## Task statement:
Reproduce the listing below word for word, with no pictures.

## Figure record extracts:
###

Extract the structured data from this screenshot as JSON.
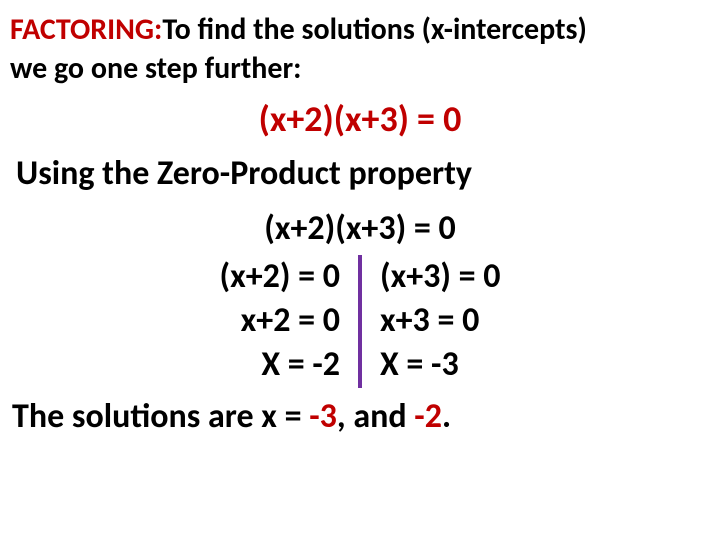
{
  "header": {
    "label": "FACTORING:",
    "text": "To find the solutions (x-intercepts)",
    "subheader": "we go one step further:"
  },
  "equation_main": "(x+2)(x+3) = 0",
  "zero_product_text": "Using the Zero-Product property",
  "equation_top": "(x+2)(x+3) = 0",
  "left_steps": {
    "s1": "(x+2) = 0",
    "s2": "x+2 = 0",
    "s3": "X = -2"
  },
  "right_steps": {
    "s1": "(x+3) = 0",
    "s2": "x+3 = 0",
    "s3": "X = -3"
  },
  "solutions": {
    "prefix": "The solutions are x = ",
    "val1": "-3",
    "sep": ", and ",
    "val2": "-2",
    "suffix": "."
  },
  "colors": {
    "red": "#c00000",
    "black": "#000000",
    "purple": "#7030a0",
    "background": "#ffffff"
  },
  "typography": {
    "font_family": "Calibri",
    "header_size": 30,
    "body_size": 34,
    "equation_red_size": 36,
    "weight": "bold"
  }
}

###

## Answer to this task:
Extract the structured data from this screenshot as JSON.
{
  "header": {
    "label": "FACTORING:",
    "text": "To find the solutions (x-intercepts)",
    "subheader": "we go one step further:"
  },
  "equation_main": "(x+2)(x+3) = 0",
  "zero_product_text": "Using the Zero-Product property",
  "equation_top": "(x+2)(x+3) = 0",
  "left_steps": {
    "s1": "(x+2) = 0",
    "s2": "x+2 = 0",
    "s3": "X = -2"
  },
  "right_steps": {
    "s1": "(x+3) = 0",
    "s2": "x+3 = 0",
    "s3": "X = -3"
  },
  "solutions": {
    "prefix": "The solutions are x = ",
    "val1": "-3",
    "sep": ", and ",
    "val2": "-2",
    "suffix": "."
  },
  "colors": {
    "red": "#c00000",
    "black": "#000000",
    "purple": "#7030a0",
    "background": "#ffffff"
  },
  "typography": {
    "font_family": "Calibri",
    "header_size": 30,
    "body_size": 34,
    "equation_red_size": 36,
    "weight": "bold"
  }
}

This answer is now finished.